▶ **EXERCISE BRIEF**
Locate the lines of the listing below that hold "customers", then copy each of them.

▶ **DATA TO USE**
• • • • •

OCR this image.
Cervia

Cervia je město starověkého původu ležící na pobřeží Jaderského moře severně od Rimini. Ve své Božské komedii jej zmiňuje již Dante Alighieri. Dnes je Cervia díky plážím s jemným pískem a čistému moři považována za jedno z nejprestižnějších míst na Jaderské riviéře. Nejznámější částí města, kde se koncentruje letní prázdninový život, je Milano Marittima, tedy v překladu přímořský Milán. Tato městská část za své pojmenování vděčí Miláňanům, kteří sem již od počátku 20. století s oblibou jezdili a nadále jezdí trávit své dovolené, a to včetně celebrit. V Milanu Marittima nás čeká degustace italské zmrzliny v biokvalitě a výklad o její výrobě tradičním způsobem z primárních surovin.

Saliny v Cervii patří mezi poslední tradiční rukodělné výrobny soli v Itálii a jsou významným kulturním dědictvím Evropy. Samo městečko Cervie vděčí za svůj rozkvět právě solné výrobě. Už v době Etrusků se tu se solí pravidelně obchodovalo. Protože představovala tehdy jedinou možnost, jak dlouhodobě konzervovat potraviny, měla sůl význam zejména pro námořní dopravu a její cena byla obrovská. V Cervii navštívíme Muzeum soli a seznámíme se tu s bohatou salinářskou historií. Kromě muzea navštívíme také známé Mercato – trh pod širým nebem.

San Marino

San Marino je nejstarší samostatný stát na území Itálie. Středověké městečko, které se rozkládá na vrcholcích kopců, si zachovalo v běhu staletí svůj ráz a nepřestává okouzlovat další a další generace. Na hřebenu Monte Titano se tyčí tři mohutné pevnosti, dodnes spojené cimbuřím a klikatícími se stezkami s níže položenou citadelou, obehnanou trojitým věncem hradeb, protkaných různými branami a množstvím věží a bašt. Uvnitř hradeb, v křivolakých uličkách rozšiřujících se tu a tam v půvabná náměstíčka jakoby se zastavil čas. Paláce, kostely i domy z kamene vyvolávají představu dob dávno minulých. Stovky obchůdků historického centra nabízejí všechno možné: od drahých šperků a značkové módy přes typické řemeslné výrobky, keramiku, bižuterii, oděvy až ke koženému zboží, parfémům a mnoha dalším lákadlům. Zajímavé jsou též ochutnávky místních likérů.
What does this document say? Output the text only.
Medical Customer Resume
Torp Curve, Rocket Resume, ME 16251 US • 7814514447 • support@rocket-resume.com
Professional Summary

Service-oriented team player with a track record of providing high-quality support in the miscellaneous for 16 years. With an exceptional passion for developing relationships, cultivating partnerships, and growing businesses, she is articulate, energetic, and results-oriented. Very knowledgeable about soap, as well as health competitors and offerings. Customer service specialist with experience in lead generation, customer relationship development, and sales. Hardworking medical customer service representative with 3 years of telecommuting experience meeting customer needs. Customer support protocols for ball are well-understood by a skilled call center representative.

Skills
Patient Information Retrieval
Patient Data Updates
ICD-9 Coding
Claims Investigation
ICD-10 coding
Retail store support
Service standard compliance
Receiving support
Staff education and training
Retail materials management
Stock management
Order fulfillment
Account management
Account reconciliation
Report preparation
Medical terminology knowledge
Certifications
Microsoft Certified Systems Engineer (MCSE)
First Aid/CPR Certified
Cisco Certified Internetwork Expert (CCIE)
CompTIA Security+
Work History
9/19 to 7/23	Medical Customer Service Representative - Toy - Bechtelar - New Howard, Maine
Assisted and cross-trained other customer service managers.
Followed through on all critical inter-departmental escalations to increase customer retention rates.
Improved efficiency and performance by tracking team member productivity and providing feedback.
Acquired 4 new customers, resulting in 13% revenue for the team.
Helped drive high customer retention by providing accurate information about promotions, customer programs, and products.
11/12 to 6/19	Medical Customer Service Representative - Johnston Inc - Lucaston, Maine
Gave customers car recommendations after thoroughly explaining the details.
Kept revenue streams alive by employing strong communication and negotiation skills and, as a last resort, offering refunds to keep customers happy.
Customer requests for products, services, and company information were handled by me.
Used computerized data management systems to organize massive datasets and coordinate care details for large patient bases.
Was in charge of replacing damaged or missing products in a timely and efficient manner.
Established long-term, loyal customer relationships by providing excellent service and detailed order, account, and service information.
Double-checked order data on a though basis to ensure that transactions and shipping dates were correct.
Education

• • • • •

▶ **SOLUTION TO THE PROBLEM**
Acquired 4 new customers, resulting in 13% revenue for the team.
Gave customers car recommendations after thoroughly explaining the details.
Kept revenue streams alive by employing strong communication and negotiation skills and, as a last resort, offering refunds to keep customers happy.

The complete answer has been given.